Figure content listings
══════════

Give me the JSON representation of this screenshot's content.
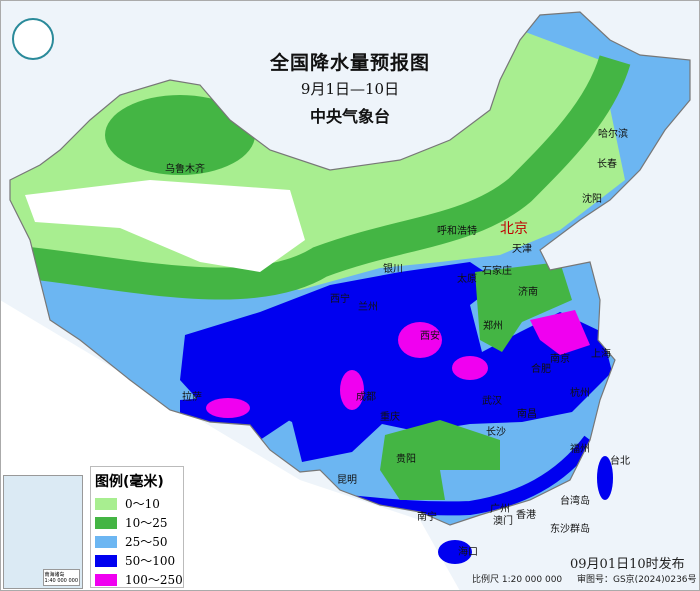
{
  "header": {
    "title": "全国降水量预报图",
    "period": "9月1日—10日",
    "issuer": "中央气象台"
  },
  "legend": {
    "title": "图例(毫米)",
    "items": [
      {
        "label": "0～10",
        "color": "#a8ee90"
      },
      {
        "label": "10～25",
        "color": "#44b544"
      },
      {
        "label": "25～50",
        "color": "#6cb6f2"
      },
      {
        "label": "50～100",
        "color": "#0000f0"
      },
      {
        "label": "100～250",
        "color": "#f000f0"
      }
    ]
  },
  "cities": [
    "乌鲁木齐",
    "哈尔滨",
    "长春",
    "沈阳",
    "北京",
    "天津",
    "呼和浩特",
    "银川",
    "石家庄",
    "太原",
    "济南",
    "西宁",
    "兰州",
    "郑州",
    "西安",
    "合肥",
    "南京",
    "上海",
    "成都",
    "重庆",
    "武汉",
    "长沙",
    "南昌",
    "杭州",
    "福州",
    "台北",
    "拉萨",
    "贵阳",
    "昆明",
    "南宁",
    "广州",
    "澳门",
    "香港",
    "海口",
    "东沙群岛",
    "台湾岛"
  ],
  "inset": {
    "label": "南海诸岛",
    "scale": "1:40 000 000"
  },
  "footer": {
    "published": "09月01日10时发布",
    "scale": "比例尺 1:20 000 000",
    "review_number": "审图号：GS京(2024)0236号"
  },
  "colors": {
    "sea": "#eef4fa",
    "land_outside": "#ffffff"
  }
}
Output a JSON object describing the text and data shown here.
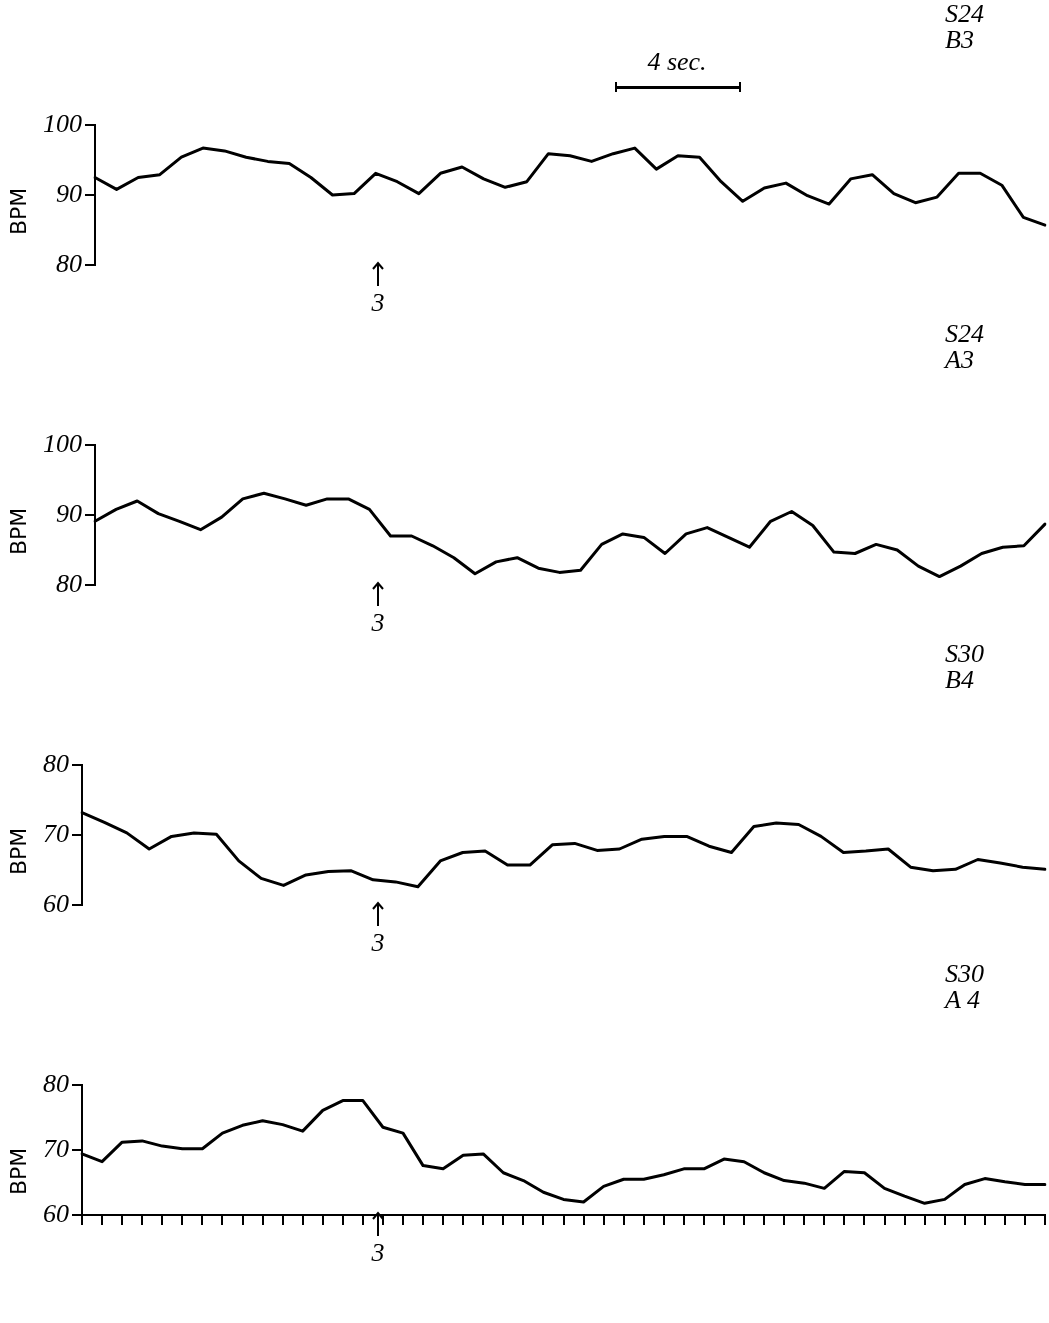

══════════

#### What the task asks:
In the records shown above, how many lines include the word "scale"? Answer with the number only.

#### Complete output:
2